_AVAILABLE RECORDS_:
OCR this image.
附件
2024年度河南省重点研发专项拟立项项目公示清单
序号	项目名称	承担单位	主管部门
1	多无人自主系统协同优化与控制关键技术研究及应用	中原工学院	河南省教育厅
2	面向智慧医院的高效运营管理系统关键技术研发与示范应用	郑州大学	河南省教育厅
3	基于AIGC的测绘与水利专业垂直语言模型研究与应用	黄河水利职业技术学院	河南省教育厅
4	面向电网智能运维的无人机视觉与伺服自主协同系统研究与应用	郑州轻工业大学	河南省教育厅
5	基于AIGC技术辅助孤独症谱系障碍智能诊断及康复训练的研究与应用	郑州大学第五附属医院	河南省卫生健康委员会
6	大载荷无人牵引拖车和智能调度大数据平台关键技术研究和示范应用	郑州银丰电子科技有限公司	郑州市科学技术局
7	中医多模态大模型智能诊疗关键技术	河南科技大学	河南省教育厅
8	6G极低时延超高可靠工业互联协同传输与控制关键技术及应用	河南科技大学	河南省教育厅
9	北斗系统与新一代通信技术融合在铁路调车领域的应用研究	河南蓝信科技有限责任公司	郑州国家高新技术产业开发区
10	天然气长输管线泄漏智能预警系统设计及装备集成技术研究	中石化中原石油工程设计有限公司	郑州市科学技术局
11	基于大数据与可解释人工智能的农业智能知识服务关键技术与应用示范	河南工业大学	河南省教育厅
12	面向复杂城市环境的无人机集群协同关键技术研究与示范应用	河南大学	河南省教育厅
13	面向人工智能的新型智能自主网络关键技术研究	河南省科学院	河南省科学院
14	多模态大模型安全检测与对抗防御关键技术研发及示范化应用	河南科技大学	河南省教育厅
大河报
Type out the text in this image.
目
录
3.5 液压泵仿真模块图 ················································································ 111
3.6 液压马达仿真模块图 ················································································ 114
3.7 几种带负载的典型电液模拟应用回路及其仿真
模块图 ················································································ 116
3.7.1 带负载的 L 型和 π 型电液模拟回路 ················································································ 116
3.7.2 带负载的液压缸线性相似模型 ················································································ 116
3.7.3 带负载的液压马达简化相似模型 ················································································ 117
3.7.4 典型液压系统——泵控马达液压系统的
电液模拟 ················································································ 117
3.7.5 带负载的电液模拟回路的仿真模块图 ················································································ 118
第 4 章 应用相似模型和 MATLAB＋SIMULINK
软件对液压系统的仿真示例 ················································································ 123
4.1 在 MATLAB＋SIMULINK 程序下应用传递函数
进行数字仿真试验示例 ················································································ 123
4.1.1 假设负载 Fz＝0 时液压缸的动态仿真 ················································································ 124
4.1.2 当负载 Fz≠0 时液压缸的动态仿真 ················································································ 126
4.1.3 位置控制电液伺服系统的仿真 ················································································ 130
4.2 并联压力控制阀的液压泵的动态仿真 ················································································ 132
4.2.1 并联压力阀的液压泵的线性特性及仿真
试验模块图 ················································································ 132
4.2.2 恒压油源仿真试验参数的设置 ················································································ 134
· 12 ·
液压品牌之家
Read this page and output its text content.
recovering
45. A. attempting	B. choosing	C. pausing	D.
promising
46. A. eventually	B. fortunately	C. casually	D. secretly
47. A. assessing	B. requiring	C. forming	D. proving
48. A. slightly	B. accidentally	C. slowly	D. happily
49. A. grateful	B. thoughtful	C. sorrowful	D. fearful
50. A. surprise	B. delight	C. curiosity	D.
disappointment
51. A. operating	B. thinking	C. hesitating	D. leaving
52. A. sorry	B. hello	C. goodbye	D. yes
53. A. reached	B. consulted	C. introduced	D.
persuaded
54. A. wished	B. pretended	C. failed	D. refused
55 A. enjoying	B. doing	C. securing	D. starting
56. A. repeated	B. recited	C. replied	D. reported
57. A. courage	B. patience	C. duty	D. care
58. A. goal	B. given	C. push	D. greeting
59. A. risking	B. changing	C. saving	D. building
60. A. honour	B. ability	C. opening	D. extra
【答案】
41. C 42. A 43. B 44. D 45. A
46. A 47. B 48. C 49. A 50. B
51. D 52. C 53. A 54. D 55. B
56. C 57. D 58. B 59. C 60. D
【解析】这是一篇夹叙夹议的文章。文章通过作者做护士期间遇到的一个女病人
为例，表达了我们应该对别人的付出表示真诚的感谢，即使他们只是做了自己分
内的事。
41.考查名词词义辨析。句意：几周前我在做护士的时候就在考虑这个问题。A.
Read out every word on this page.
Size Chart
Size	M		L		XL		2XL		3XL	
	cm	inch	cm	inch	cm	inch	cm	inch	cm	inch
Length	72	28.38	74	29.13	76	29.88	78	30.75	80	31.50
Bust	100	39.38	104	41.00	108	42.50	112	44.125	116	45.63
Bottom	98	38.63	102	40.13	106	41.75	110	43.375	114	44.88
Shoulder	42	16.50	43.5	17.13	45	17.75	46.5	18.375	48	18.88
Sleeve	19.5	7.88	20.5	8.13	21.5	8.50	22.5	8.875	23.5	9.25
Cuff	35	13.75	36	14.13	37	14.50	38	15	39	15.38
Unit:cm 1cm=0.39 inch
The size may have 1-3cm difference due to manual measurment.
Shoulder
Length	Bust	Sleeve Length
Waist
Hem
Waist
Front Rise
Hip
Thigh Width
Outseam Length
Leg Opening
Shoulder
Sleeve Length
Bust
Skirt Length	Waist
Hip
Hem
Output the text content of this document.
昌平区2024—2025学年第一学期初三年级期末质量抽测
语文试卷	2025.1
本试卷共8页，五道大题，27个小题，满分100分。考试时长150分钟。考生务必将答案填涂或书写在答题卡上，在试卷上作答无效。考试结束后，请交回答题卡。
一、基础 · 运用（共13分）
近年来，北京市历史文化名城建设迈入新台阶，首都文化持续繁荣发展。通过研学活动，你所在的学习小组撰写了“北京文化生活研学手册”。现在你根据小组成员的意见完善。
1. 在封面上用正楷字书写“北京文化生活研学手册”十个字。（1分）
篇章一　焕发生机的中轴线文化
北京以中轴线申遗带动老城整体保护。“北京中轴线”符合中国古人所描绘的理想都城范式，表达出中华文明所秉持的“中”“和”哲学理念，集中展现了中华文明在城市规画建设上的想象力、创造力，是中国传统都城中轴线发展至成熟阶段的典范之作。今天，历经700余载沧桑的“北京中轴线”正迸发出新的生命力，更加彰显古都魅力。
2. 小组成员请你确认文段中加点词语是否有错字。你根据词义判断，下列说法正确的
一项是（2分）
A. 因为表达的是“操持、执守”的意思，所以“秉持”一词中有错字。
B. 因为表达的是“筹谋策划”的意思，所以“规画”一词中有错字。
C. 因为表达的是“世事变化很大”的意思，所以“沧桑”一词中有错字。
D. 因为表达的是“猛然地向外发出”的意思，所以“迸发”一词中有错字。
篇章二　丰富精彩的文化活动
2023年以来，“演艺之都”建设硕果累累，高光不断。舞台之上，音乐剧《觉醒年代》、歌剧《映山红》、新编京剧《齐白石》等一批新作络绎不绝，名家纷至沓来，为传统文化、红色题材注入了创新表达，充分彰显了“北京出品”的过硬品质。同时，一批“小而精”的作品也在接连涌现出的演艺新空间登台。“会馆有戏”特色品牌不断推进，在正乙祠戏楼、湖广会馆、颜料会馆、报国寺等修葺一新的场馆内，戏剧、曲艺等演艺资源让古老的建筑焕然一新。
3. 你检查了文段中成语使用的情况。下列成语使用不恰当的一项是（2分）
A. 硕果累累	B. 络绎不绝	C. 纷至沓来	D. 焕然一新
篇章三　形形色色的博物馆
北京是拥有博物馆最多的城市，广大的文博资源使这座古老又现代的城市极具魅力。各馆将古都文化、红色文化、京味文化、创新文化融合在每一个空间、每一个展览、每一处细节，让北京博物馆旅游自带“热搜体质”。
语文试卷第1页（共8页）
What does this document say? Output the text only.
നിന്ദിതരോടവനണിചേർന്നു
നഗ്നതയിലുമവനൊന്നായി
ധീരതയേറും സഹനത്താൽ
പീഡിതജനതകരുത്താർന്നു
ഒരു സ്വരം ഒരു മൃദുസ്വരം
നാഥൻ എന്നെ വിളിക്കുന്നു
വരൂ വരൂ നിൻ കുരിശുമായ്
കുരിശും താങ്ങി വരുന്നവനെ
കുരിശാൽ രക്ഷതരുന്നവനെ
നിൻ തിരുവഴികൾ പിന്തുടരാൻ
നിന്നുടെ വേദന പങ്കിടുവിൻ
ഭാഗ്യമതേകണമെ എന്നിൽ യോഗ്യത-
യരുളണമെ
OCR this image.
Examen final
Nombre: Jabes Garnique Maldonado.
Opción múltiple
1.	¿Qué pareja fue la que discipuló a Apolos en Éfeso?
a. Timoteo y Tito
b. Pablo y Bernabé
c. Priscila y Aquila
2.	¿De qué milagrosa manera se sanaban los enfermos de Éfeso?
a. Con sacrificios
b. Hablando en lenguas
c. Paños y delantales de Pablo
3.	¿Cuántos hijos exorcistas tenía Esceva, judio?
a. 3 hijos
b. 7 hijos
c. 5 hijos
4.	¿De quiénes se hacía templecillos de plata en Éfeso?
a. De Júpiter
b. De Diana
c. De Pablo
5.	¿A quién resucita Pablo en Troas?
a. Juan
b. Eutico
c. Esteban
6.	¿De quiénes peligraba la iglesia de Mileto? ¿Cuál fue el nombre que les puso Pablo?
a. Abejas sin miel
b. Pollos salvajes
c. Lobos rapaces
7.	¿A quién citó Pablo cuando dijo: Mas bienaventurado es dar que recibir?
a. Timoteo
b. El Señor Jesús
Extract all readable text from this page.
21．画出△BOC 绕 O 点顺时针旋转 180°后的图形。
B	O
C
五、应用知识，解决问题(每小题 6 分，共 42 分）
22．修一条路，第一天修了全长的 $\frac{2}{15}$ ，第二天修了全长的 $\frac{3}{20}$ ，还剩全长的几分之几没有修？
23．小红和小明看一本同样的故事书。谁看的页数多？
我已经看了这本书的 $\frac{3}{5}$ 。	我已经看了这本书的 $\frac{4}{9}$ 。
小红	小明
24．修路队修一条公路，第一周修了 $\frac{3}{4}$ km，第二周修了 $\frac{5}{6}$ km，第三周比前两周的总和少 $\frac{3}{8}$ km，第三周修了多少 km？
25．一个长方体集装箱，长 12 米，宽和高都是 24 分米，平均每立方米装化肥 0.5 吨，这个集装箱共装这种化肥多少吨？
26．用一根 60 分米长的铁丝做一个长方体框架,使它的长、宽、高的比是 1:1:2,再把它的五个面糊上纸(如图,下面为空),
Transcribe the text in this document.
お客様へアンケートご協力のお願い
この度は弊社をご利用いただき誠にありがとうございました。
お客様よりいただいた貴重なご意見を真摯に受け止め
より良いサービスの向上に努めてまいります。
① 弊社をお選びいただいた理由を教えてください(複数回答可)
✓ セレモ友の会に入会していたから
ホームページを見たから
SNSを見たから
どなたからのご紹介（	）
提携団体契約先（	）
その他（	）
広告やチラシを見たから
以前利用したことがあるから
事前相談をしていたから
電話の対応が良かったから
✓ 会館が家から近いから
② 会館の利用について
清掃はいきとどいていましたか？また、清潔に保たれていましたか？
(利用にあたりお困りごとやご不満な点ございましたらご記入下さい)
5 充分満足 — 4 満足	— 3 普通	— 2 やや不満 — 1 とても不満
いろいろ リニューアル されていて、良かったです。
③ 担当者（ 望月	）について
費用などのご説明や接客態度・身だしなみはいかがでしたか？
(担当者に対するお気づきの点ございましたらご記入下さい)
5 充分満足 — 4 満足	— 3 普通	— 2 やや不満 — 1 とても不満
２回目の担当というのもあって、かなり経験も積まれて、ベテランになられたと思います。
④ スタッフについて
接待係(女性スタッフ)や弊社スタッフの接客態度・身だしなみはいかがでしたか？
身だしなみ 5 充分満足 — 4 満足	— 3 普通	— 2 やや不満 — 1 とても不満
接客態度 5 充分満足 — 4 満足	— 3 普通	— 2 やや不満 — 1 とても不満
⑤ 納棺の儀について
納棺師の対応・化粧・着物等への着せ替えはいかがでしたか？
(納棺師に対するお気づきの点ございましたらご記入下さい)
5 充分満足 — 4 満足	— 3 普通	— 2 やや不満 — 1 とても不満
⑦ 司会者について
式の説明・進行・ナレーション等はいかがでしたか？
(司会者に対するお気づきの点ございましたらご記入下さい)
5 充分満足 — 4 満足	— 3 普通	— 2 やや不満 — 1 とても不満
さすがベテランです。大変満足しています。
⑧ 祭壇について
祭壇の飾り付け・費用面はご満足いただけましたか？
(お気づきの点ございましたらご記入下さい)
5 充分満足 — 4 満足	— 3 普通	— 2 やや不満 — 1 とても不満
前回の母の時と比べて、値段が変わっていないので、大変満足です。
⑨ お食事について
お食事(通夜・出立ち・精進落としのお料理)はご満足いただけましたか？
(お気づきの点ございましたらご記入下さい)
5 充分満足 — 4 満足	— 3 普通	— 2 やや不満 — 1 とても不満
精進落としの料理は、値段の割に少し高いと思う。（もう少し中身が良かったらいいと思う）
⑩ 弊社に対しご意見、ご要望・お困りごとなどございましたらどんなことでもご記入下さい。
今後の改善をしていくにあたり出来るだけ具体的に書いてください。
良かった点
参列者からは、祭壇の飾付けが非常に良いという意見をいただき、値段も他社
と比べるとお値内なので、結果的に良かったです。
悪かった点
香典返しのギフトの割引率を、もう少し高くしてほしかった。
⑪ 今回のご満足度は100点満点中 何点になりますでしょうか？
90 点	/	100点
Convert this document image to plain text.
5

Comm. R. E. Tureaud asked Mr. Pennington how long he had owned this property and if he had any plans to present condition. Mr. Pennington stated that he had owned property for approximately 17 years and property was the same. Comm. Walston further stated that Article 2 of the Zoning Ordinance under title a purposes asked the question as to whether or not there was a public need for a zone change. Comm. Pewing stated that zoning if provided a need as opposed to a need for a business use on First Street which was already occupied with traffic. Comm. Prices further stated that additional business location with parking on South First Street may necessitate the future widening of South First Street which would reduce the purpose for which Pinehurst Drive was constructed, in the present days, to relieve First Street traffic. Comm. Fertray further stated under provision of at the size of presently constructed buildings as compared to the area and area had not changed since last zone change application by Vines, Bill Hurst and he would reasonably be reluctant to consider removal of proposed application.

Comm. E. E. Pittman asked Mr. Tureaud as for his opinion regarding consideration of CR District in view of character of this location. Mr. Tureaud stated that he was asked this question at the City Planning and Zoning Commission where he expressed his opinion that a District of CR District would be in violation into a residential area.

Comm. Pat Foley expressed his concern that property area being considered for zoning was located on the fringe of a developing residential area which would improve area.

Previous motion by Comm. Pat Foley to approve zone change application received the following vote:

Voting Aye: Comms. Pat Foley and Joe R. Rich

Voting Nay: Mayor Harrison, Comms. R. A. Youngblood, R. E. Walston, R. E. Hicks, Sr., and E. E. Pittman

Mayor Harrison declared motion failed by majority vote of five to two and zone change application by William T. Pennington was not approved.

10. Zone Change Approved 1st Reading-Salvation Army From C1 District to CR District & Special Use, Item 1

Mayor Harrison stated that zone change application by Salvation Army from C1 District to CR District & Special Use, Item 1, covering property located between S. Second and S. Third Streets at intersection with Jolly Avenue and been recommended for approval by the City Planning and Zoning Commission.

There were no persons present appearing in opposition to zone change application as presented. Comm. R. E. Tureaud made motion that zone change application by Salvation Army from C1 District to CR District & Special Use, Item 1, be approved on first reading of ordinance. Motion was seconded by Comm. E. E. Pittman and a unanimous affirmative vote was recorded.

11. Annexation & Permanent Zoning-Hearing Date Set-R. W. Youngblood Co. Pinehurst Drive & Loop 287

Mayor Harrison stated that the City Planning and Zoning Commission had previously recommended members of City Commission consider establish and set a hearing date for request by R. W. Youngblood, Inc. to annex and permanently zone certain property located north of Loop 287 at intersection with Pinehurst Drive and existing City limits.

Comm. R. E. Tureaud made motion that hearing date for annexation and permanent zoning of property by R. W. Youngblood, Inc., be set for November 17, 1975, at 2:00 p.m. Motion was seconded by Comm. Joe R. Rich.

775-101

_TASK DETAILS_:
Of the lines in this data, how many contain "hijos"? Reply with only the number.

_TASK RESPONSE_:
4